> Aim: Only the number is wanted: how many lines contain the word "name"?
════
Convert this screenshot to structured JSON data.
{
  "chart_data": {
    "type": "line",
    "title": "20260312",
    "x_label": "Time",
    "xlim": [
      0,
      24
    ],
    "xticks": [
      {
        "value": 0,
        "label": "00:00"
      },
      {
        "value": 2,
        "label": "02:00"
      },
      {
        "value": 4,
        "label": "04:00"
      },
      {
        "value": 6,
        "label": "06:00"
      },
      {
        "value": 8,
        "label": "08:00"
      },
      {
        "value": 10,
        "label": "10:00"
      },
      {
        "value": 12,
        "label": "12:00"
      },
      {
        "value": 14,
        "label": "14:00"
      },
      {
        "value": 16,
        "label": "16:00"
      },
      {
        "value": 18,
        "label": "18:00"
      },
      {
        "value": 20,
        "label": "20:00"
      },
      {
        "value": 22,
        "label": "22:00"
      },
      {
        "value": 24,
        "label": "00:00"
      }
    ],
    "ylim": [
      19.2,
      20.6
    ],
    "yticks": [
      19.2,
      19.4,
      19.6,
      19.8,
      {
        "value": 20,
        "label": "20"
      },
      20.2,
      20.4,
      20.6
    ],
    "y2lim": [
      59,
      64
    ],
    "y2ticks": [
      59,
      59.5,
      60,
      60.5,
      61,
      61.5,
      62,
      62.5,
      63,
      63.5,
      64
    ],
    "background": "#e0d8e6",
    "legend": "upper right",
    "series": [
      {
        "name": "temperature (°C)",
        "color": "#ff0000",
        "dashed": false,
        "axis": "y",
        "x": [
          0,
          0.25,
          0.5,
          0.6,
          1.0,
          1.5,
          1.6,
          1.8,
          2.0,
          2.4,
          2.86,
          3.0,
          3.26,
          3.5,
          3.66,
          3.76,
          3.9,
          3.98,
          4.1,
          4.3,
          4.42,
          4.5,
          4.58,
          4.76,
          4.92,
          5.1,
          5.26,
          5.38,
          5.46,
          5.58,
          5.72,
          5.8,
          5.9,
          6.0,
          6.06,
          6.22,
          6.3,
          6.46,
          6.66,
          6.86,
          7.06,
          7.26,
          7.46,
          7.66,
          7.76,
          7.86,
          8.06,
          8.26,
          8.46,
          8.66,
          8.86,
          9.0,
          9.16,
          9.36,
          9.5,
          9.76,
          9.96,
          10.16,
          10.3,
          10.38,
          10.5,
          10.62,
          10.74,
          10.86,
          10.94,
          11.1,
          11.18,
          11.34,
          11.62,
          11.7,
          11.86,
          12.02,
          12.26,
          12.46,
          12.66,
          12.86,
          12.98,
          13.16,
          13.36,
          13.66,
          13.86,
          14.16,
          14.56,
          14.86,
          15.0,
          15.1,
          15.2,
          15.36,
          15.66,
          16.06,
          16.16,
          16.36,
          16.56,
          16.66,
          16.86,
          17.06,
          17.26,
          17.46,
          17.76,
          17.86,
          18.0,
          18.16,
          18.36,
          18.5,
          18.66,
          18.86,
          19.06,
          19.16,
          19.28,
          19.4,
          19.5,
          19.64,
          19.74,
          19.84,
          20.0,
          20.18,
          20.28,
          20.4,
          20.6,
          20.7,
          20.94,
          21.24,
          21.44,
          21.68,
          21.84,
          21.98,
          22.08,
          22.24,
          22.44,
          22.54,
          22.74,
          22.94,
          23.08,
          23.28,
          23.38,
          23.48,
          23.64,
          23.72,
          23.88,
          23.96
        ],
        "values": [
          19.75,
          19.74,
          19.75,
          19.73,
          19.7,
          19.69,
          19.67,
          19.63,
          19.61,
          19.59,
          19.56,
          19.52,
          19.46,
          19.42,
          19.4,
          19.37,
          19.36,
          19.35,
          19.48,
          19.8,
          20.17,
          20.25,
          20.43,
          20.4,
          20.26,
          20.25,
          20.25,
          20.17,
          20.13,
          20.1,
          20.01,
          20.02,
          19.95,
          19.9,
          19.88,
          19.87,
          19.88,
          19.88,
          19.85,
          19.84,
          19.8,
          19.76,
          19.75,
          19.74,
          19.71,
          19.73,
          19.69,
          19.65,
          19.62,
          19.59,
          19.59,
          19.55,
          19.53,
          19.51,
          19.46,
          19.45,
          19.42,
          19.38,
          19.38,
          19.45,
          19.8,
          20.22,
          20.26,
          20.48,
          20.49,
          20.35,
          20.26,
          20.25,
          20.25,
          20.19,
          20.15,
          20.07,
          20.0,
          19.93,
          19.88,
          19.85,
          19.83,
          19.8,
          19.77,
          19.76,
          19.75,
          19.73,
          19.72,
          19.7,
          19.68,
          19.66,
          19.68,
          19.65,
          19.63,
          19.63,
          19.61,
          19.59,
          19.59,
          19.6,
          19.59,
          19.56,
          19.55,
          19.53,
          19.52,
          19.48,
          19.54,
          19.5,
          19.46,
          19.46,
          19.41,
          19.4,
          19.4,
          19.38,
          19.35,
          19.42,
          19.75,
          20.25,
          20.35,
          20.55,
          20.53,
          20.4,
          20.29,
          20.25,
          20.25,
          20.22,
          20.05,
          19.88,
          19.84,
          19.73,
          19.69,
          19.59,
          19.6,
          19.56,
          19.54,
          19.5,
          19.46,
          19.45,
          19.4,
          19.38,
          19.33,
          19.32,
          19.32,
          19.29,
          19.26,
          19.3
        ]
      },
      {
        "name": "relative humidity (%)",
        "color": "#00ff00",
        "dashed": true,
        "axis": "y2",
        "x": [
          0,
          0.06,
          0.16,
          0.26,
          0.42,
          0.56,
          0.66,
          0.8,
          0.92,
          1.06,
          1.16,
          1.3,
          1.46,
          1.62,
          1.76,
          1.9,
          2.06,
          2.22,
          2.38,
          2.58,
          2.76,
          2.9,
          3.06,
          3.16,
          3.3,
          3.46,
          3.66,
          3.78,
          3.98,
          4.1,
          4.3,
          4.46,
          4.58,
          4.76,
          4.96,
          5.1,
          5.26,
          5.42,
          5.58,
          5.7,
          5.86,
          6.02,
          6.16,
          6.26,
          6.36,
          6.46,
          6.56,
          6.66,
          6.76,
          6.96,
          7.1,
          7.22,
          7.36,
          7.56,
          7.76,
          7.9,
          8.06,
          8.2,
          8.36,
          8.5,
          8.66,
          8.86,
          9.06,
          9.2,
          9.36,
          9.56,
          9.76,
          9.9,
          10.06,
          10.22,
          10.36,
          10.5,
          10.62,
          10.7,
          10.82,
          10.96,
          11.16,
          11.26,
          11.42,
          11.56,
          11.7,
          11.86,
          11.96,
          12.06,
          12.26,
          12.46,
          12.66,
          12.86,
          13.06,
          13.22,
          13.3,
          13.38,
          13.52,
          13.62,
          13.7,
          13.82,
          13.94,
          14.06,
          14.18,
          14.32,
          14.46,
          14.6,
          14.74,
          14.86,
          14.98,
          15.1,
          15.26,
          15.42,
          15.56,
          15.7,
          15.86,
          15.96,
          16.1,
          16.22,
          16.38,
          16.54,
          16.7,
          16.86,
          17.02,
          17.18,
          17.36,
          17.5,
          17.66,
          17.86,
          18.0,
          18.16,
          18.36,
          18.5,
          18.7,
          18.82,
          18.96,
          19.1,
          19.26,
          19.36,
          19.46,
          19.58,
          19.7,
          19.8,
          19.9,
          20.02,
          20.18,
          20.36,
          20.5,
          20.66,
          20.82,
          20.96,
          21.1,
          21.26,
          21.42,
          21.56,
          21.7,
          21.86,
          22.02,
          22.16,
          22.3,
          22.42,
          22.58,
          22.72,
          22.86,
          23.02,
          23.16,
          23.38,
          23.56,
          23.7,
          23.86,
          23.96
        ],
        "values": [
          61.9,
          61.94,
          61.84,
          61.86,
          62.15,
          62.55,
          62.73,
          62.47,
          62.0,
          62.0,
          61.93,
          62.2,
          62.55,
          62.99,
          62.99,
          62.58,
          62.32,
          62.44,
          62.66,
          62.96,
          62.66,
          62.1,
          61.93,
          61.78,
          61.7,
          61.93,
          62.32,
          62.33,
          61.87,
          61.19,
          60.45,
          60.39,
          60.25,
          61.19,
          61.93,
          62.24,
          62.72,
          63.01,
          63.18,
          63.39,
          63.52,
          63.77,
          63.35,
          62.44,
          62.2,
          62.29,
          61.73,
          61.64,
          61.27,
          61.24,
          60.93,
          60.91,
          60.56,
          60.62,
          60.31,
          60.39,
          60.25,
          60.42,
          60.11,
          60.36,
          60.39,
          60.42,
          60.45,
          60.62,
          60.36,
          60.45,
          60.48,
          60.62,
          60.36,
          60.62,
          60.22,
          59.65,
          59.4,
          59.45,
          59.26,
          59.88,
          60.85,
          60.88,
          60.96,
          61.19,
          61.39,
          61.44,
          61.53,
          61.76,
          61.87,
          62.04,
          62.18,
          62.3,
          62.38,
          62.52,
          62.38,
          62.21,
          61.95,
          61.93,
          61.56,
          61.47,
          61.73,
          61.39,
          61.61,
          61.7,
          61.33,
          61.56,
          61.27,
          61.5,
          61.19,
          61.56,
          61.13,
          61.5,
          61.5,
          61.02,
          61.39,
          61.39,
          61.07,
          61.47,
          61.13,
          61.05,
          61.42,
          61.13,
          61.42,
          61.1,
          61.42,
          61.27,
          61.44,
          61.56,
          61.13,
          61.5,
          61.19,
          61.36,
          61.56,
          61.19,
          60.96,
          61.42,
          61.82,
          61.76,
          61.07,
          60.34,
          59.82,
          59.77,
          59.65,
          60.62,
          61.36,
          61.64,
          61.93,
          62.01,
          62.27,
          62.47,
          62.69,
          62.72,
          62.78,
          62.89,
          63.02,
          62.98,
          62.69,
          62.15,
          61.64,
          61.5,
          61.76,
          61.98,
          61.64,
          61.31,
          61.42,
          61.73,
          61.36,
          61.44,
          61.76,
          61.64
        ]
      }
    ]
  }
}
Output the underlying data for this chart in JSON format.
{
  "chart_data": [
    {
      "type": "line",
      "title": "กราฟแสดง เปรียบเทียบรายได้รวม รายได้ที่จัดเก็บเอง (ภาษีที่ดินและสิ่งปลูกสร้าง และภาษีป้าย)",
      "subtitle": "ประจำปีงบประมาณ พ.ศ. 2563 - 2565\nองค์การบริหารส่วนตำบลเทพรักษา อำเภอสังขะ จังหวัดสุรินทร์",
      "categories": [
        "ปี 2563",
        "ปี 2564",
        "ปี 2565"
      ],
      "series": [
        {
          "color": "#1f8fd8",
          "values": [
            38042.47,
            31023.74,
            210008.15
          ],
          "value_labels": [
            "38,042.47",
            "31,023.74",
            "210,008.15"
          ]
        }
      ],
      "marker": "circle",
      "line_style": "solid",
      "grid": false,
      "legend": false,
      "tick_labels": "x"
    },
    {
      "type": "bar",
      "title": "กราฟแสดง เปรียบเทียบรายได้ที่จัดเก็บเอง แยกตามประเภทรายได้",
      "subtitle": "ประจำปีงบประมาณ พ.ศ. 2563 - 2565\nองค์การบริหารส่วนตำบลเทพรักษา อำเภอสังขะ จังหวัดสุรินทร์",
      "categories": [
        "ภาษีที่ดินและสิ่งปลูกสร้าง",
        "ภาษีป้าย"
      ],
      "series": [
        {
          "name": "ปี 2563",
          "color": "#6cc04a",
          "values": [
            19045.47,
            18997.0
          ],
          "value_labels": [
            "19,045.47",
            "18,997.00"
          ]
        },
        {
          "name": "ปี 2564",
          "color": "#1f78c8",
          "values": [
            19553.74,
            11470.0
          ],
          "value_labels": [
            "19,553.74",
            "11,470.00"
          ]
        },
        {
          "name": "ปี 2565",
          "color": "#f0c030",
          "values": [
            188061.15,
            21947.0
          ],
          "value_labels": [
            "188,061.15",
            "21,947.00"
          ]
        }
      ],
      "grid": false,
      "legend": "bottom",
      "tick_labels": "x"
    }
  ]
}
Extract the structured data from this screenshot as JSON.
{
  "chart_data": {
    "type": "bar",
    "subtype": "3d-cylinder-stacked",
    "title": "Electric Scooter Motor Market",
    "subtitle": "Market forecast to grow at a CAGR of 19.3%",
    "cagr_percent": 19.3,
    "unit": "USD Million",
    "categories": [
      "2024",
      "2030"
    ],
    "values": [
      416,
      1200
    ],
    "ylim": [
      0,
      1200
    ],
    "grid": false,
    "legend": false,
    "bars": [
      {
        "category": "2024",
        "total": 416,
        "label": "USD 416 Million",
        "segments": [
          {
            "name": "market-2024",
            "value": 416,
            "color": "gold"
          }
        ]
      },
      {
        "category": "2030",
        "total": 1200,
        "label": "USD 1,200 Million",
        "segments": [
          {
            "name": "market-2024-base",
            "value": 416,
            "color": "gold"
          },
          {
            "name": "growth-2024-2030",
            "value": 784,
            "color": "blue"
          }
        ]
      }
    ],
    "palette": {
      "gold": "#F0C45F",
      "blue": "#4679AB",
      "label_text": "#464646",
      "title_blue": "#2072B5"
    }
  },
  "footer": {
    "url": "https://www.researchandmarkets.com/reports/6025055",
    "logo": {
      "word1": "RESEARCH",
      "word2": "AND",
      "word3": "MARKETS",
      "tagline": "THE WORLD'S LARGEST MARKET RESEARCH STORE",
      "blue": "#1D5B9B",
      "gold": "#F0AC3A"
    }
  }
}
════
> Written response: 8